■ TASK TO CARRY OUT:
Repeat the material exactly as it appears.

begin

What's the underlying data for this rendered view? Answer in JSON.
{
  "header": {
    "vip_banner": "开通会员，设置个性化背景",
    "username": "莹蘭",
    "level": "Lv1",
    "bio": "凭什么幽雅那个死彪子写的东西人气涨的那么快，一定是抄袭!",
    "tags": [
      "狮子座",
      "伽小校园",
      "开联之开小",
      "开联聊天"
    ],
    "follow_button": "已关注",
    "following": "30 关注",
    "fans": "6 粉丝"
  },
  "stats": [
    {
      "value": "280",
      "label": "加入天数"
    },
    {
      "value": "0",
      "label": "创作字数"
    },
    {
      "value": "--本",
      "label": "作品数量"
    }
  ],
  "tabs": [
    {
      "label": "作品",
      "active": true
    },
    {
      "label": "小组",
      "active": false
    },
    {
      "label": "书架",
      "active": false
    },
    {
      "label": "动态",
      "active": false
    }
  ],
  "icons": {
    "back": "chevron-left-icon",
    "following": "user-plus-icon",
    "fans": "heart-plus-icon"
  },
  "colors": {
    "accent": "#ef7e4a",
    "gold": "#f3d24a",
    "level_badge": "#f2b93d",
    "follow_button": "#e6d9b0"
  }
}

end

■ WRITTEN REPLY:
What's the underlying data for this rendered view? Answer in JSON.
{
  "header": {
    "vip_banner": "开通会员，设置个性化背景",
    "username": "莹蘭",
    "level": "Lv1",
    "bio": "凭什么幽雅那个死彪子写的东西人气涨的那么快，一定是抄袭!",
    "tags": [
      "狮子座",
      "伽小校园",
      "开联之开小",
      "开联聊天"
    ],
    "follow_button": "已关注",
    "following": "30 关注",
    "fans": "6 粉丝"
  },
  "stats": [
    {
      "value": "280",
      "label": "加入天数"
    },
    {
      "value": "0",
      "label": "创作字数"
    },
    {
      "value": "--本",
      "label": "作品数量"
    }
  ],
  "tabs": [
    {
      "label": "作品",
      "active": true
    },
    {
      "label": "小组",
      "active": false
    },
    {
      "label": "书架",
      "active": false
    },
    {
      "label": "动态",
      "active": false
    }
  ],
  "icons": {
    "back": "chevron-left-icon",
    "following": "user-plus-icon",
    "fans": "heart-plus-icon"
  },
  "colors": {
    "accent": "#ef7e4a",
    "gold": "#f3d24a",
    "level_badge": "#f2b93d",
    "follow_button": "#e6d9b0"
  }
}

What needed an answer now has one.